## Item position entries

▶

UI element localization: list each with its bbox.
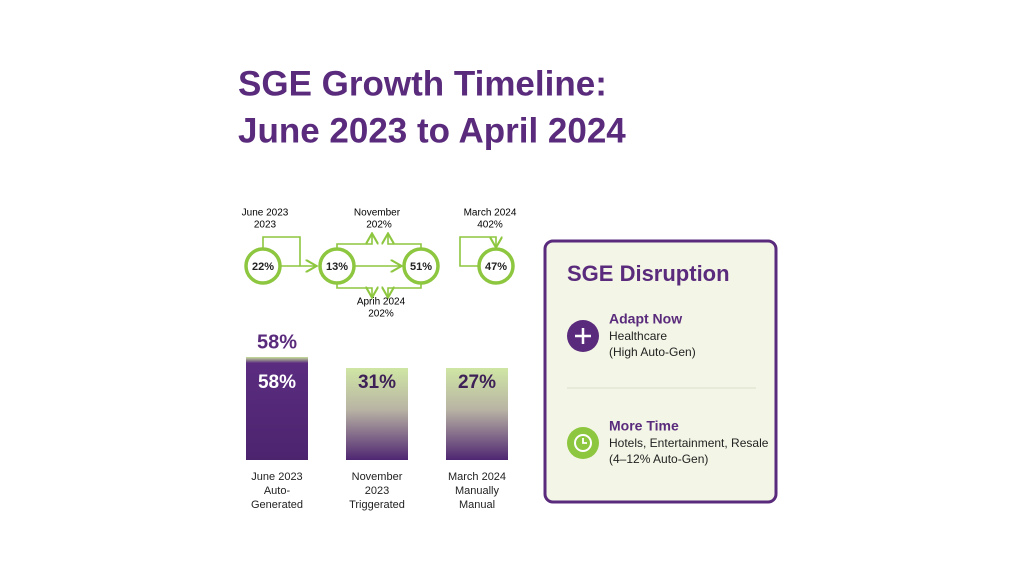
timeline-node-label: 47% — [485, 261, 507, 273]
timeline-node — [477, 247, 515, 285]
timeline-node — [318, 247, 356, 285]
title-line: SGE Growth Timeline: — [238, 64, 607, 103]
bar — [446, 368, 508, 460]
timeline-label: June 2023 — [242, 208, 289, 219]
timeline-label: 202% — [368, 309, 394, 320]
bar — [346, 368, 408, 460]
timeline-label: March 2024 — [464, 208, 517, 219]
timeline-node-label: 22% — [252, 261, 274, 273]
bar-label: 27% — [458, 372, 496, 393]
card — [543, 239, 778, 504]
timeline-node — [244, 247, 282, 285]
timeline-node-label: 51% — [410, 261, 432, 273]
bar-caption: 2023 — [365, 485, 389, 497]
item-line: (High Auto-Gen) — [609, 345, 696, 359]
item-heading: More Time — [609, 418, 679, 434]
bar-label: 58% — [258, 372, 296, 393]
bar-caption: November — [352, 471, 403, 483]
plus-icon-glyph — [575, 328, 591, 344]
title-line: June 2023 to April 2024 — [238, 111, 626, 150]
timeline-label: Aprih 2024 — [357, 297, 406, 308]
bar-caption: Auto- — [264, 485, 291, 497]
bar-label: 31% — [358, 372, 396, 393]
bar — [246, 357, 308, 460]
timeline-label: November — [354, 208, 401, 219]
clock-icon-hands — [582, 438, 587, 444]
item-heading: Adapt Now — [609, 311, 682, 327]
timeline-connectors — [262, 235, 496, 296]
item-line: Healthcare — [609, 329, 667, 343]
timeline-label: 2023 — [254, 220, 277, 231]
timeline-node-label: 13% — [326, 261, 348, 273]
bar-caption: March 2024 — [448, 471, 506, 483]
timeline-label: 402% — [477, 220, 503, 231]
bar-caption: Manual — [459, 499, 495, 511]
clock-icon-face — [574, 434, 592, 452]
bar-caption: June 2023 — [251, 471, 302, 483]
item-line: Hotels, Entertainment, Resale — [609, 436, 769, 450]
bar-caption: Triggerated — [349, 499, 405, 511]
item-line: (4–12% Auto-Gen) — [609, 452, 708, 466]
bar-top-label: 58% — [257, 331, 297, 353]
timeline-node — [402, 247, 440, 285]
bar-caption: Generated — [251, 499, 303, 511]
card-title: SGE Disruption — [567, 261, 730, 286]
timeline-label: 202% — [366, 220, 392, 231]
bar-caption: Manually — [455, 485, 500, 497]
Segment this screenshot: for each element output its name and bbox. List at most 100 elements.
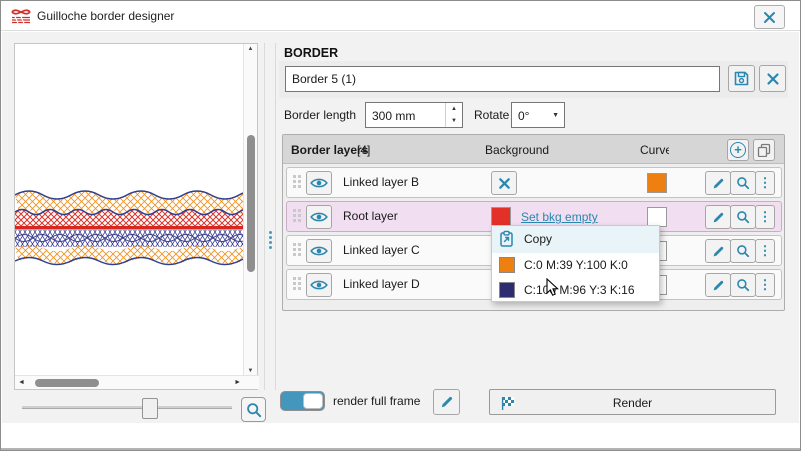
zoom-slider-thumb[interactable] [142, 398, 158, 419]
ellipsis-vertical-icon: ⋮ [758, 175, 772, 190]
save-icon [734, 71, 749, 86]
eye-icon [310, 246, 328, 256]
guilloche-pattern [15, 184, 243, 266]
pencil-icon [713, 212, 723, 222]
rotate-value: 0° [518, 109, 530, 123]
preview-horizontal-scrollbar[interactable]: ◄ ► [15, 375, 259, 389]
background-color-swatch[interactable] [491, 207, 511, 227]
rotate-dropdown[interactable]: 0° ▼ [511, 102, 565, 128]
inspect-layer-button[interactable] [730, 171, 756, 195]
layer-name-label: Linked layer B [343, 175, 420, 189]
visibility-toggle-button[interactable] [306, 205, 332, 229]
layer-more-button[interactable]: ⋮ [755, 205, 775, 229]
x-icon [498, 177, 510, 189]
drag-handle-icon[interactable] [293, 209, 301, 222]
copy-paste-icon [500, 230, 513, 247]
layers-header-title: Border layers [291, 143, 369, 157]
ellipsis-vertical-icon: ⋮ [758, 209, 772, 224]
edit-layer-button[interactable] [705, 171, 731, 195]
layer-row-linked-layer-c[interactable]: Linked layer C [286, 235, 782, 266]
scroll-right-icon[interactable]: ► [234, 379, 241, 386]
pencil-icon [713, 280, 723, 290]
magnifier-icon [737, 177, 750, 190]
scroll-down-icon[interactable]: ▼ [247, 368, 254, 374]
spin-up-icon[interactable]: ▲ [451, 106, 457, 112]
layer-more-button[interactable]: ⋮ [755, 273, 775, 297]
background-context-menu: Copy C:0 M:39 Y:100 K:0 C:100 M:96 Y:3 K… [491, 225, 660, 302]
menu-item-copy[interactable]: Copy [492, 226, 659, 253]
ellipsis-vertical-icon: ⋮ [758, 277, 772, 292]
set-bkg-empty-link[interactable]: Set bkg empty [521, 210, 598, 224]
border-name-input[interactable] [285, 66, 720, 92]
visibility-toggle-button[interactable] [306, 273, 332, 297]
zoom-slider-track[interactable] [22, 406, 232, 409]
inspect-layer-button[interactable] [730, 205, 756, 229]
mouse-cursor [546, 278, 559, 296]
clear-background-button[interactable] [491, 171, 517, 195]
window-close-button[interactable] [754, 5, 785, 29]
copy-icon [757, 143, 771, 157]
menu-item-label: Copy [524, 232, 553, 246]
window-footer [2, 423, 800, 448]
edit-layer-button[interactable] [705, 205, 731, 229]
drag-handle-icon[interactable] [293, 243, 301, 256]
menu-item-orange-color[interactable]: C:0 M:39 Y:100 K:0 [492, 253, 659, 278]
layer-row-linked-layer-b[interactable]: Linked layer B [286, 167, 782, 198]
scroll-left-icon[interactable]: ◄ [18, 379, 25, 386]
splitter-grip-icon [269, 231, 272, 249]
visibility-toggle-button[interactable] [306, 171, 332, 195]
visibility-toggle-button[interactable] [306, 239, 332, 263]
inspect-layer-button[interactable] [730, 273, 756, 297]
add-layer-button[interactable]: + [727, 139, 749, 161]
render-button-label: Render [612, 396, 653, 410]
toggle-thumb[interactable] [303, 393, 323, 409]
layers-table-header: Border layers [4] Background Curves + [283, 135, 784, 164]
zoom-fit-button[interactable] [241, 397, 266, 422]
border-preview-panel[interactable]: ▲ ▼ ◄ ► [14, 43, 259, 390]
orange-color-swatch [499, 257, 515, 273]
render-full-frame-label: render full frame [333, 394, 421, 408]
pencil-icon [713, 178, 723, 188]
curves-color-swatch[interactable] [647, 207, 667, 227]
inspect-layer-button[interactable] [730, 239, 756, 263]
menu-item-navy-color[interactable]: C:100 M:96 Y:3 K:16 [492, 278, 659, 303]
layer-name-label: Root layer [343, 209, 398, 223]
vertical-scroll-thumb[interactable] [247, 135, 255, 272]
border-layers-table: Border layers [4] Background Curves + [282, 134, 785, 311]
drag-handle-icon[interactable] [293, 277, 301, 290]
border-length-spinner[interactable]: 300 mm ▲ ▼ [365, 102, 463, 128]
window-title: Guilloche border designer [37, 9, 175, 23]
background-column-header: Background [485, 143, 550, 157]
eye-icon [310, 212, 328, 222]
spinner-arrows[interactable]: ▲ ▼ [445, 103, 462, 127]
edit-layer-button[interactable] [705, 239, 731, 263]
app-guilloche-icon [11, 9, 31, 24]
horizontal-scroll-thumb[interactable] [35, 379, 99, 387]
render-button[interactable]: Render [489, 389, 776, 415]
checkered-flag-icon [501, 397, 514, 410]
chevron-down-icon: ▼ [552, 112, 559, 119]
duplicate-layer-button[interactable] [753, 139, 775, 161]
drag-handle-icon[interactable] [293, 175, 301, 188]
layer-name-label: Linked layer D [343, 277, 420, 291]
edit-layer-button[interactable] [705, 273, 731, 297]
preview-vertical-scrollbar[interactable]: ▲ ▼ [243, 44, 257, 376]
layer-name-label: Linked layer C [343, 243, 420, 257]
pencil-icon [713, 246, 723, 256]
save-border-button[interactable] [728, 65, 755, 92]
curves-color-swatch[interactable] [647, 173, 667, 193]
scroll-up-icon[interactable]: ▲ [247, 46, 254, 52]
close-icon [764, 11, 775, 23]
border-section-header: BORDER [284, 46, 339, 60]
panel-splitter[interactable] [264, 43, 276, 390]
render-full-frame-toggle[interactable] [280, 391, 325, 411]
layer-more-button[interactable]: ⋮ [755, 171, 775, 195]
delete-border-button[interactable] [759, 65, 786, 92]
border-name-band [279, 61, 788, 98]
pencil-icon [441, 396, 452, 408]
layer-more-button[interactable]: ⋮ [755, 239, 775, 263]
plus-circle-icon: + [730, 142, 746, 158]
edit-frame-button[interactable] [433, 389, 460, 415]
spin-down-icon[interactable]: ▼ [451, 118, 457, 124]
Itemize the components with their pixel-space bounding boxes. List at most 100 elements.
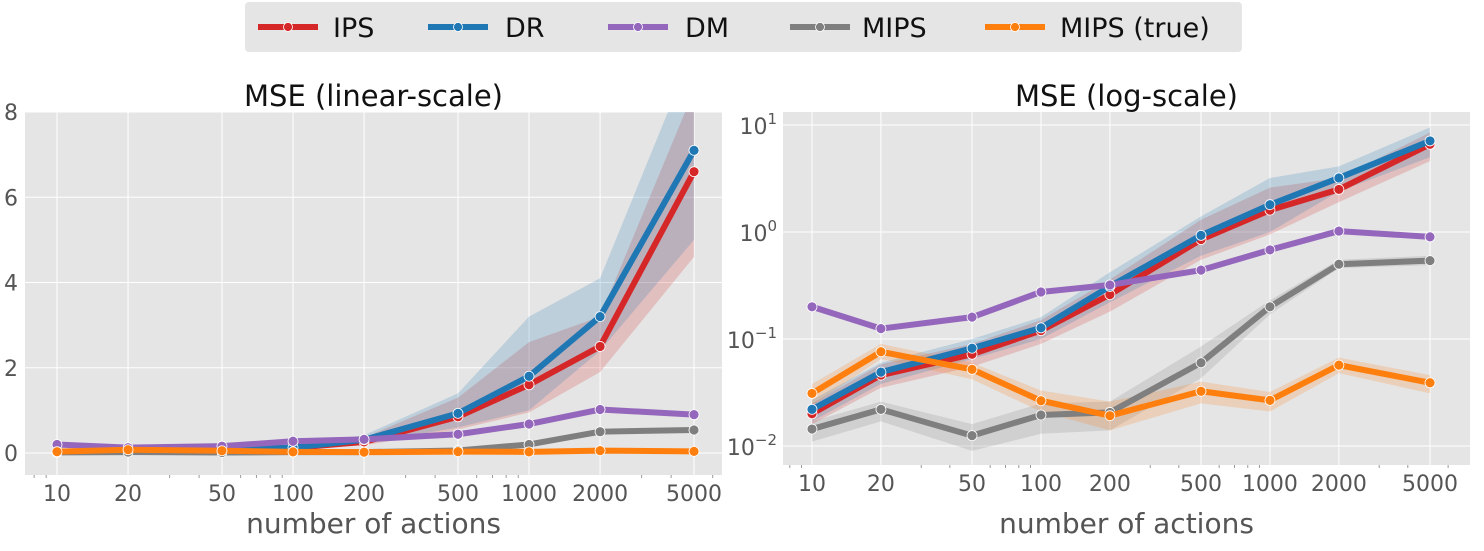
x-tick-label: 10 bbox=[43, 482, 71, 507]
x-tick-label: 20 bbox=[114, 482, 142, 507]
data-point-dm bbox=[1264, 244, 1276, 256]
x-tick-label: 10 bbox=[798, 472, 826, 497]
log-scale-panel: 10 20 50 100 200 500 1000 2000 500010−210−110010… bbox=[727, 79, 1470, 540]
data-point-dm bbox=[358, 433, 370, 445]
data-point-dr bbox=[1035, 322, 1047, 334]
data-point-ips bbox=[688, 166, 700, 178]
data-point-dr bbox=[806, 403, 818, 415]
y-tick-label: 2 bbox=[4, 357, 18, 382]
data-point-mips-true bbox=[806, 388, 818, 399]
x-tick-label: 1000 bbox=[501, 482, 557, 507]
data-point-mips-true bbox=[51, 446, 63, 458]
legend-label-1: DR bbox=[505, 13, 545, 44]
linear-scale-panel: 10 20 50 100 200 500 1000 2000 5000 0 2 4 6 8 MSE (lin… bbox=[4, 79, 722, 540]
data-point-dr bbox=[1264, 199, 1276, 211]
x-tick-label: 500 bbox=[1180, 472, 1222, 497]
x-tick-label: 5000 bbox=[1402, 472, 1458, 497]
data-point-dm bbox=[1424, 231, 1436, 243]
data-point-mips-true bbox=[594, 445, 606, 456]
data-point-dm bbox=[688, 409, 700, 421]
data-point-ips bbox=[1333, 184, 1345, 195]
y-tick-exponent: 0 bbox=[767, 217, 777, 235]
x-tick-label: 2000 bbox=[572, 482, 628, 507]
data-point-mips bbox=[1195, 357, 1207, 369]
y-tick-label: 4 bbox=[4, 272, 18, 297]
y-tick-base: 10 bbox=[727, 329, 755, 354]
data-point-ips bbox=[594, 341, 606, 352]
y-tick-exponent: −1 bbox=[755, 324, 777, 342]
y-tick-base: 10 bbox=[739, 115, 767, 140]
x-tick-label: 200 bbox=[343, 482, 385, 507]
data-point-mips-true bbox=[122, 444, 134, 456]
x-tick-label: 500 bbox=[437, 482, 479, 507]
y-tick-label: 6 bbox=[4, 186, 18, 211]
data-point-dr bbox=[452, 407, 464, 419]
data-point-mips-true bbox=[1195, 385, 1207, 397]
x-tick-label: 50 bbox=[958, 472, 986, 497]
data-point-dm bbox=[966, 311, 978, 323]
data-point-mips-true bbox=[1264, 394, 1276, 406]
data-point-dm bbox=[1035, 286, 1047, 298]
data-point-mips bbox=[1264, 301, 1276, 313]
x-tick-label: 100 bbox=[1020, 472, 1062, 497]
data-point-dm bbox=[594, 404, 606, 415]
data-point-mips bbox=[875, 403, 887, 415]
data-point-mips-true bbox=[875, 346, 887, 358]
data-point-mips bbox=[688, 424, 700, 436]
ci-band-dr bbox=[57, 112, 694, 453]
data-point-dr bbox=[523, 370, 535, 382]
x-tick-label: 200 bbox=[1089, 472, 1131, 497]
data-point-dm bbox=[523, 418, 535, 430]
x-axis-label: number of actions bbox=[999, 507, 1254, 540]
data-point-dm bbox=[875, 323, 887, 335]
data-point-dr bbox=[1424, 135, 1436, 147]
data-point-dr bbox=[1195, 229, 1207, 241]
chart-title: MSE (linear-scale) bbox=[244, 79, 503, 113]
x-tick-label: 20 bbox=[867, 472, 895, 497]
data-point-mips bbox=[594, 426, 606, 438]
legend-marker-1 bbox=[453, 22, 463, 32]
y-tick-base: 10 bbox=[727, 436, 755, 461]
data-point-mips-true bbox=[1035, 395, 1047, 407]
data-point-mips-true bbox=[1424, 377, 1436, 389]
data-point-mips-true bbox=[523, 446, 535, 458]
x-tick-label: 2000 bbox=[1311, 472, 1367, 497]
x-axis-label: number of actions bbox=[246, 507, 501, 540]
data-point-dr bbox=[1333, 172, 1345, 184]
y-tick-label: 10−2 bbox=[727, 431, 777, 461]
legend-label-2: DM bbox=[685, 13, 729, 44]
data-point-dm bbox=[1333, 225, 1345, 237]
legend: IPS DR DM MIPS MIPS (true) bbox=[245, 2, 1242, 52]
data-point-mips bbox=[966, 430, 978, 442]
data-point-dm bbox=[1195, 264, 1207, 276]
data-point-mips bbox=[1424, 255, 1436, 267]
x-tick-label: 1000 bbox=[1242, 472, 1298, 497]
y-tick-base: 10 bbox=[739, 222, 767, 247]
legend-box bbox=[245, 2, 1242, 52]
legend-marker-4 bbox=[1010, 22, 1020, 32]
legend-label-4: MIPS (true) bbox=[1060, 13, 1210, 44]
data-point-mips-true bbox=[1333, 359, 1345, 371]
data-point-dr bbox=[966, 342, 978, 354]
y-tick-exponent: 1 bbox=[767, 110, 777, 128]
legend-marker-2 bbox=[633, 22, 643, 32]
data-point-mips-true bbox=[1104, 410, 1116, 422]
data-point-mips-true bbox=[216, 445, 228, 457]
series-group bbox=[51, 112, 700, 458]
data-point-dm bbox=[452, 428, 464, 440]
data-point-dm bbox=[287, 435, 299, 447]
data-point-dr bbox=[875, 366, 887, 378]
data-point-mips-true bbox=[358, 446, 370, 458]
data-point-mips bbox=[1035, 409, 1047, 421]
data-point-mips-true bbox=[966, 363, 978, 375]
y-tick-label: 8 bbox=[4, 101, 18, 126]
x-tick-label: 50 bbox=[208, 482, 236, 507]
y-tick-exponent: −2 bbox=[755, 431, 777, 449]
y-tick-label: 100 bbox=[739, 217, 777, 247]
data-point-mips-true bbox=[688, 445, 700, 457]
legend-marker-3 bbox=[815, 22, 825, 32]
series-group bbox=[806, 127, 1436, 451]
chart-title: MSE (log-scale) bbox=[1015, 79, 1238, 113]
data-point-dr bbox=[594, 311, 606, 323]
data-point-dr bbox=[688, 144, 700, 156]
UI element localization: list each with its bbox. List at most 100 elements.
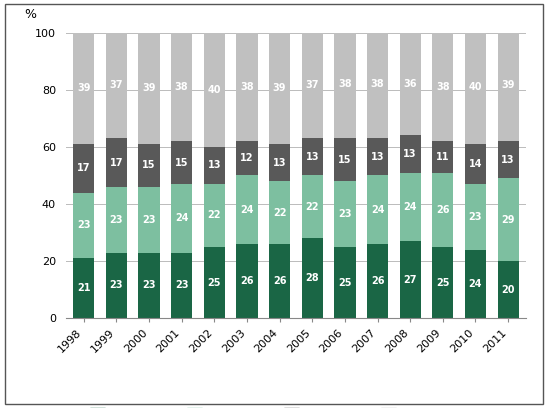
Text: 13: 13 (273, 157, 287, 168)
Text: 38: 38 (371, 79, 384, 89)
Bar (432, 141, 453, 173)
Bar (432, 33, 453, 141)
Text: 13: 13 (371, 152, 384, 162)
Text: 36: 36 (403, 79, 417, 89)
Text: 25: 25 (338, 277, 352, 288)
Bar (269, 244, 290, 318)
Text: 13: 13 (501, 155, 515, 165)
Text: 24: 24 (175, 213, 189, 223)
Bar (301, 138, 323, 175)
Text: 40: 40 (469, 82, 482, 92)
Bar (204, 147, 225, 184)
Text: 24: 24 (371, 205, 384, 215)
Text: 23: 23 (175, 280, 189, 290)
Text: 14: 14 (469, 159, 482, 169)
Bar (367, 244, 388, 318)
Bar (301, 33, 323, 138)
Bar (334, 30, 356, 138)
Bar (301, 238, 323, 318)
Bar (106, 33, 127, 138)
Bar (498, 261, 519, 318)
Bar (465, 30, 486, 144)
Text: 23: 23 (142, 215, 156, 225)
Bar (171, 33, 192, 141)
Text: 39: 39 (77, 83, 90, 93)
Bar (171, 141, 192, 184)
Bar (269, 144, 290, 181)
Bar (367, 30, 388, 138)
Bar (73, 144, 94, 193)
Text: 39: 39 (273, 83, 287, 93)
Text: 23: 23 (77, 220, 90, 231)
Text: 27: 27 (403, 275, 417, 285)
Text: 26: 26 (371, 276, 384, 286)
Text: 24: 24 (469, 279, 482, 289)
Bar (399, 33, 421, 135)
Text: 23: 23 (142, 280, 156, 290)
Bar (498, 141, 519, 178)
Bar (399, 173, 421, 241)
Text: 22: 22 (305, 202, 319, 212)
Text: 13: 13 (208, 160, 221, 171)
Bar (236, 244, 258, 318)
Bar (367, 175, 388, 244)
Bar (204, 247, 225, 318)
Text: 12: 12 (240, 153, 254, 163)
Text: 38: 38 (436, 82, 450, 92)
Bar (399, 135, 421, 173)
Text: 24: 24 (240, 205, 254, 215)
Text: 24: 24 (403, 202, 417, 212)
Bar (73, 193, 94, 258)
Text: 11: 11 (436, 152, 449, 162)
Text: 15: 15 (142, 160, 156, 171)
Bar (301, 175, 323, 238)
Bar (334, 181, 356, 247)
Text: 15: 15 (338, 155, 352, 165)
Text: 23: 23 (110, 215, 123, 225)
Bar (139, 144, 159, 187)
Bar (171, 253, 192, 318)
Bar (334, 247, 356, 318)
Bar (236, 141, 258, 175)
Bar (139, 33, 159, 144)
Bar (465, 184, 486, 250)
Bar (465, 144, 486, 184)
Bar (73, 258, 94, 318)
Bar (269, 33, 290, 144)
Text: 13: 13 (305, 152, 319, 162)
Text: 17: 17 (77, 163, 90, 173)
Text: 39: 39 (501, 80, 515, 91)
Text: 23: 23 (469, 212, 482, 222)
Text: 23: 23 (338, 209, 352, 219)
Text: 20: 20 (501, 285, 515, 295)
Bar (171, 184, 192, 253)
Bar (465, 250, 486, 318)
Bar (498, 178, 519, 261)
Bar (367, 138, 388, 175)
Bar (399, 241, 421, 318)
Bar (204, 184, 225, 247)
Bar (498, 30, 519, 141)
Text: 26: 26 (273, 276, 287, 286)
Bar (236, 33, 258, 141)
Bar (73, 33, 94, 144)
Text: 28: 28 (305, 273, 319, 283)
Text: 21: 21 (77, 283, 90, 293)
Text: %: % (24, 8, 36, 21)
Bar (334, 138, 356, 181)
Bar (139, 187, 159, 253)
Bar (432, 247, 453, 318)
Text: 25: 25 (436, 277, 449, 288)
Bar (236, 175, 258, 244)
Bar (432, 173, 453, 247)
Legend: 15–19 years, 20–24 years, 25–29 years, 30 years and over: 15–19 years, 20–24 years, 25–29 years, 3… (85, 404, 506, 408)
Bar (204, 33, 225, 147)
Text: 22: 22 (208, 211, 221, 220)
Text: 37: 37 (305, 80, 319, 91)
Bar (139, 253, 159, 318)
Text: 38: 38 (338, 79, 352, 89)
Text: 26: 26 (436, 205, 449, 215)
Bar (269, 181, 290, 244)
Text: 38: 38 (240, 82, 254, 92)
Bar (106, 138, 127, 187)
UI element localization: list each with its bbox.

◀

Copy out the lines from the one containing "timeline-node-label: 47% —" through the one containing "plus-icon-glyph — [575, 328, 591, 344]", both included, keeping each line unchanged.

## Answer to this problem
timeline-node-label: 47% — [485, 261, 507, 273]
timeline-node — [477, 247, 515, 285]
timeline-node — [318, 247, 356, 285]
title-line: SGE Growth Timeline: — [238, 64, 607, 103]
bar — [446, 368, 508, 460]
timeline-label: June 2023 — [242, 208, 289, 219]
timeline-label: 202% — [368, 309, 394, 320]
bar — [346, 368, 408, 460]
timeline-label: March 2024 — [464, 208, 517, 219]
timeline-node-label: 22% — [252, 261, 274, 273]
bar-label: 27% — [458, 372, 496, 393]
card — [543, 239, 778, 504]
timeline-node — [244, 247, 282, 285]
timeline-node-label: 51% — [410, 261, 432, 273]
bar-caption: 2023 — [365, 485, 389, 497]
item-line: (High Auto-Gen) — [609, 345, 696, 359]
item-heading: More Time — [609, 418, 679, 434]
bar-label: 58% — [258, 372, 296, 393]
bar-caption: November — [352, 471, 403, 483]
plus-icon-glyph — [575, 328, 591, 344]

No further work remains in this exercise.